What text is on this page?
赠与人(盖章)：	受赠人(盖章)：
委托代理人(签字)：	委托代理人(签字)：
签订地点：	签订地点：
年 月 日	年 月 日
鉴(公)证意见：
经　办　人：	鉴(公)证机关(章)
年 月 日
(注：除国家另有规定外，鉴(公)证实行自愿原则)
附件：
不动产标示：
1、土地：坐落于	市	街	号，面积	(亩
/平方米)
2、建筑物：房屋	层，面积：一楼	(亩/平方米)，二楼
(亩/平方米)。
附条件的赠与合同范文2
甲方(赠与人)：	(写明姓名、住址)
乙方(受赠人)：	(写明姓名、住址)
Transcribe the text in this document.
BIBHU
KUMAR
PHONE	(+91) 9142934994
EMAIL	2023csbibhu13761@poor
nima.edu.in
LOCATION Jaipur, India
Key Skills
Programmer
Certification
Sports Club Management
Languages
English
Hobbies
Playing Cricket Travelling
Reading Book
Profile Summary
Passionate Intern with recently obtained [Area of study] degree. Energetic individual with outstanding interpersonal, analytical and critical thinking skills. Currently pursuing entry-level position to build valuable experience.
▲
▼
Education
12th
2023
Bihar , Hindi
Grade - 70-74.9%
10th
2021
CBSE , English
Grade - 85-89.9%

AIM - Return all of the entries word for word.

TASK RESPONSE -
What text is on this page?
赠与人(盖章)：	受赠人(盖章)：
委托代理人(签字)：	委托代理人(签字)：
签订地点：	签订地点：
年 月 日	年 月 日
鉴(公)证意见：
经　办　人：	鉴(公)证机关(章)
年 月 日
(注：除国家另有规定外，鉴(公)证实行自愿原则)
附件：
不动产标示：
1、土地：坐落于	市	街	号，面积	(亩
/平方米)
2、建筑物：房屋	层，面积：一楼	(亩/平方米)，二楼
(亩/平方米)。
附条件的赠与合同范文2
甲方(赠与人)：	(写明姓名、住址)
乙方(受赠人)：	(写明姓名、住址)
Transcribe the text in this document.
BIBHU
KUMAR
PHONE	(+91) 9142934994
EMAIL	2023csbibhu13761@poor
nima.edu.in
LOCATION Jaipur, India
Key Skills
Programmer
Certification
Sports Club Management
Languages
English
Hobbies
Playing Cricket Travelling
Reading Book
Profile Summary
Passionate Intern with recently obtained [Area of study] degree. Energetic individual with outstanding interpersonal, analytical and critical thinking skills. Currently pursuing entry-level position to build valuable experience.
▲
▼
Education
12th
2023
Bihar , Hindi
Grade - 70-74.9%
10th
2021
CBSE , English
Grade - 85-89.9%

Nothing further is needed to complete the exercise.